— Begin —

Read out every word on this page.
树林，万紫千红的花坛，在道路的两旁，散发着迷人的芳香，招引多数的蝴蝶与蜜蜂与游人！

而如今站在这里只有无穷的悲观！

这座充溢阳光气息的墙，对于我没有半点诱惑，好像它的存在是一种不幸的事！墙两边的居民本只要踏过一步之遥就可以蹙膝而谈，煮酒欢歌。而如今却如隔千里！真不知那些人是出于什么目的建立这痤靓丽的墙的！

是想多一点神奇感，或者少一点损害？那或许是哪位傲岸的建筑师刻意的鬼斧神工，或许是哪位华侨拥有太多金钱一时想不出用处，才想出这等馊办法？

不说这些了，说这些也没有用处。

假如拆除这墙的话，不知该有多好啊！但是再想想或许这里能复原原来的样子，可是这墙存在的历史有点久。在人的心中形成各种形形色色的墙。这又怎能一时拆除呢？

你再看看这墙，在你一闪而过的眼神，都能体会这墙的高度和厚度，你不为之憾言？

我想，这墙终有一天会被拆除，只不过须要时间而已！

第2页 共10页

— End —
— Begin —

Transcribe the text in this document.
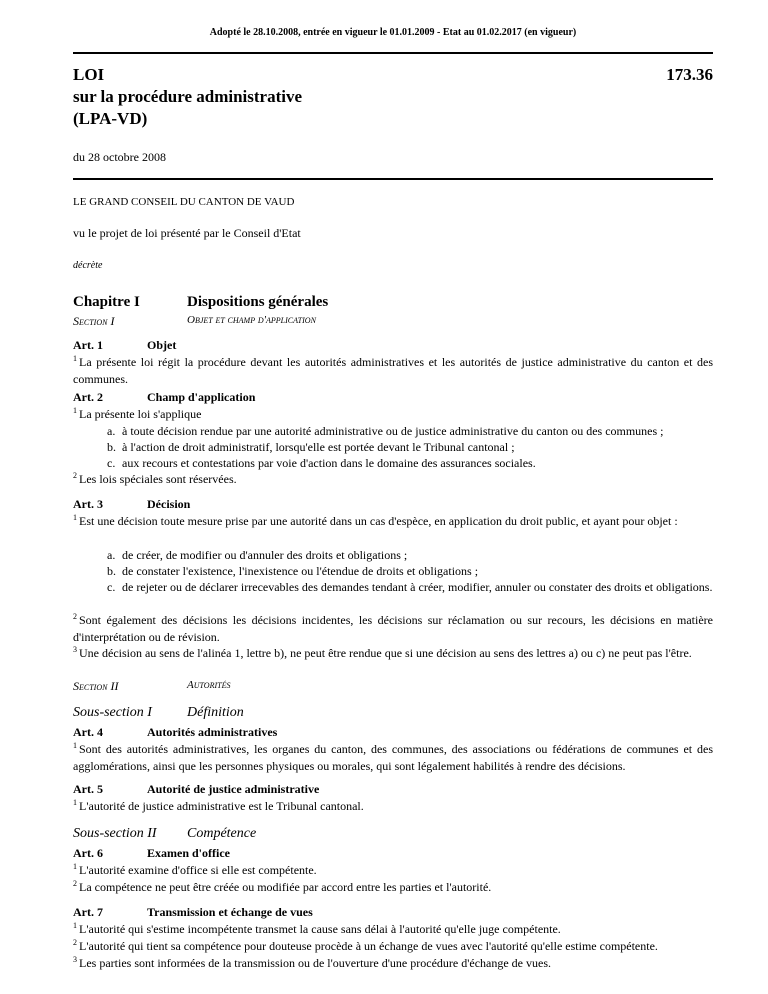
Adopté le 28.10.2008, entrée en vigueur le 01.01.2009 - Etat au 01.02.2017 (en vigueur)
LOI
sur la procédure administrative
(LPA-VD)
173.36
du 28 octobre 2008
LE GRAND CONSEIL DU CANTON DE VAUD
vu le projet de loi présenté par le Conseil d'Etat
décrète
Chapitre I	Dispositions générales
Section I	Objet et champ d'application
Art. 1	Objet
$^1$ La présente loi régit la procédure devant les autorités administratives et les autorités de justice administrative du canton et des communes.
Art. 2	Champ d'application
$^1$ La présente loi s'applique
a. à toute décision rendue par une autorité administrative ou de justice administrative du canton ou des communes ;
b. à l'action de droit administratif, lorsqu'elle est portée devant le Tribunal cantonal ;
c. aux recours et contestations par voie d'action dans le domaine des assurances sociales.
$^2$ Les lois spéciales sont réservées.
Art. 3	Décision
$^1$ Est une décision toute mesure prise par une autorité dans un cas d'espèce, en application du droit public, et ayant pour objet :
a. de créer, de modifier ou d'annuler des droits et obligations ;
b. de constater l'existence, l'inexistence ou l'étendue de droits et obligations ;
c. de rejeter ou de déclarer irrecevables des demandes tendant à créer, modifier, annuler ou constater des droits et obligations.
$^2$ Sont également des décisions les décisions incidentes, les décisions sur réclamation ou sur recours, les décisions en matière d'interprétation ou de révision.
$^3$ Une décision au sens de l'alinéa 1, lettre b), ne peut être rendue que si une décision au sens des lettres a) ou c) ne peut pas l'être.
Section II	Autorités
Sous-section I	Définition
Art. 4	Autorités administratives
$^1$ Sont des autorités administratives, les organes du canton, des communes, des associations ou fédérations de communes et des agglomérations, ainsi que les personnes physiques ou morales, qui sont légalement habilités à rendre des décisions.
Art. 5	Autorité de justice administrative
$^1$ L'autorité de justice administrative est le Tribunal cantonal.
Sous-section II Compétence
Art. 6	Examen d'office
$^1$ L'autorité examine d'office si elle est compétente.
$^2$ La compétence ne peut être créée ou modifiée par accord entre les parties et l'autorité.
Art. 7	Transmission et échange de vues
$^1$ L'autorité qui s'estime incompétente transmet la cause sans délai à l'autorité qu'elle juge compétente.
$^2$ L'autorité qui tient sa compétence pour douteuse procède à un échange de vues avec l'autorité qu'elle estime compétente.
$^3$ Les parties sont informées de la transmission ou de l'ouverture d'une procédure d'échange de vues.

— End —
— Begin —

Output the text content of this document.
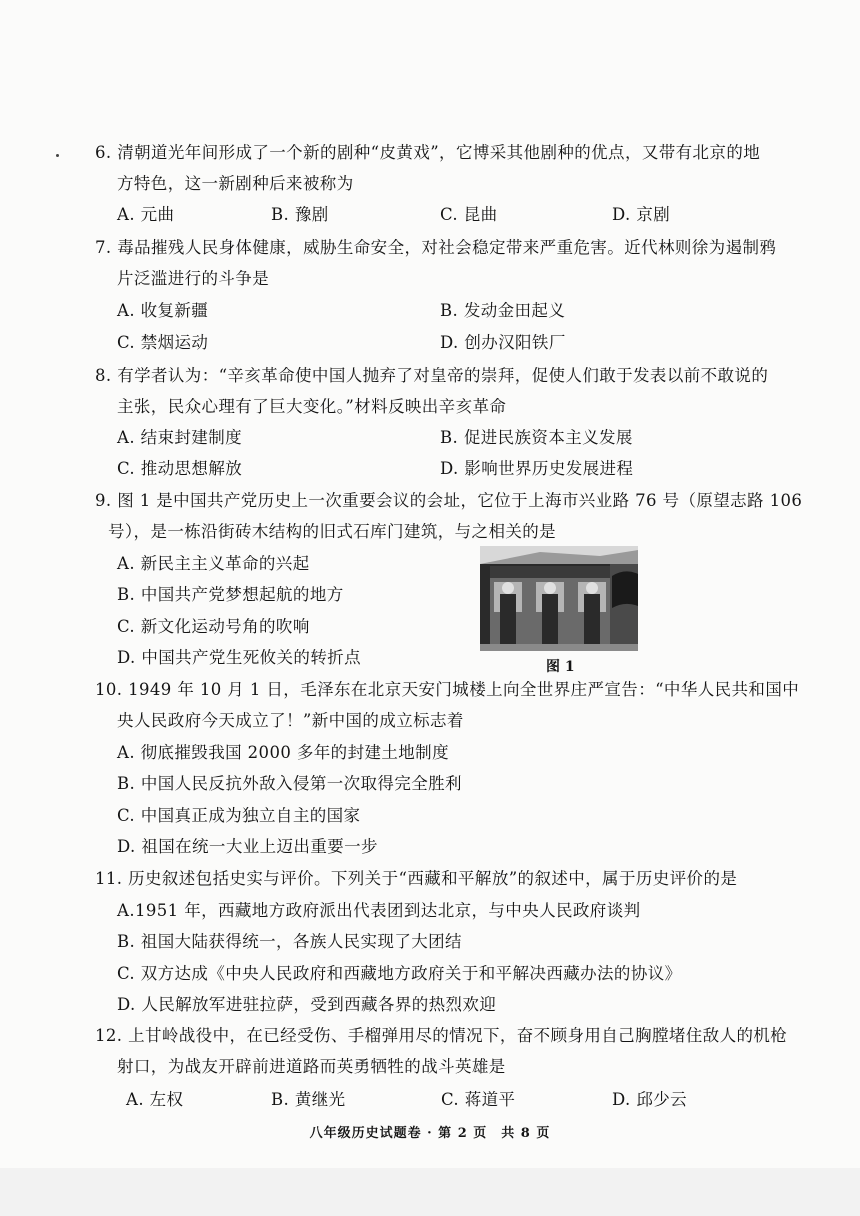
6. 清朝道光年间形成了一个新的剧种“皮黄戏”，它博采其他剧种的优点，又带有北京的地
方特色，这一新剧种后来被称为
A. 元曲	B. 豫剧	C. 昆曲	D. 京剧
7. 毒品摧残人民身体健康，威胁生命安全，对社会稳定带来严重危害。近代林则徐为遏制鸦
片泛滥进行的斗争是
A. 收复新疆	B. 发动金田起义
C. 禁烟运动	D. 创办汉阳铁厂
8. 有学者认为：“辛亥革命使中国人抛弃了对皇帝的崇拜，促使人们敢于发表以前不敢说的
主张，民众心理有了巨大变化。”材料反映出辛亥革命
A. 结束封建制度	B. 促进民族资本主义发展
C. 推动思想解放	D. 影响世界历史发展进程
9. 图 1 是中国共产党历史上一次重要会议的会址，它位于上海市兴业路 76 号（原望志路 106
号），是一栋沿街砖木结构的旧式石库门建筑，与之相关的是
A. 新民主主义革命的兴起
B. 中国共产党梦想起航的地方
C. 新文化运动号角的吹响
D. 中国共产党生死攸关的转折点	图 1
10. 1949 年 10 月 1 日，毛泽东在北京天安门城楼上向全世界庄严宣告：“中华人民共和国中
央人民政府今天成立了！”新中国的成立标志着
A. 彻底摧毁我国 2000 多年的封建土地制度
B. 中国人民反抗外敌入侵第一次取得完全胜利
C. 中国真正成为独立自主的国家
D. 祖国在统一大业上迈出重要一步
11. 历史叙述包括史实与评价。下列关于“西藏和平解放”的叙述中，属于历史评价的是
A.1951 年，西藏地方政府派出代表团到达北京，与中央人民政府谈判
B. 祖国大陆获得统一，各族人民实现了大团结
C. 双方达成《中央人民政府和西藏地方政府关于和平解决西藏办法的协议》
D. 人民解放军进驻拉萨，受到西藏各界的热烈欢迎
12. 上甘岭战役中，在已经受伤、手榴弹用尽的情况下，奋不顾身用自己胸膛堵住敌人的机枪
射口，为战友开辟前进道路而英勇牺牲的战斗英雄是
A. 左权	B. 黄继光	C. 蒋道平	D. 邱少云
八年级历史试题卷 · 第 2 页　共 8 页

— End —

In the entries above, find each line with the string "this" and copy it.

Read out every word on this page.
Transcribe the text in this document.
Output the text content of this document.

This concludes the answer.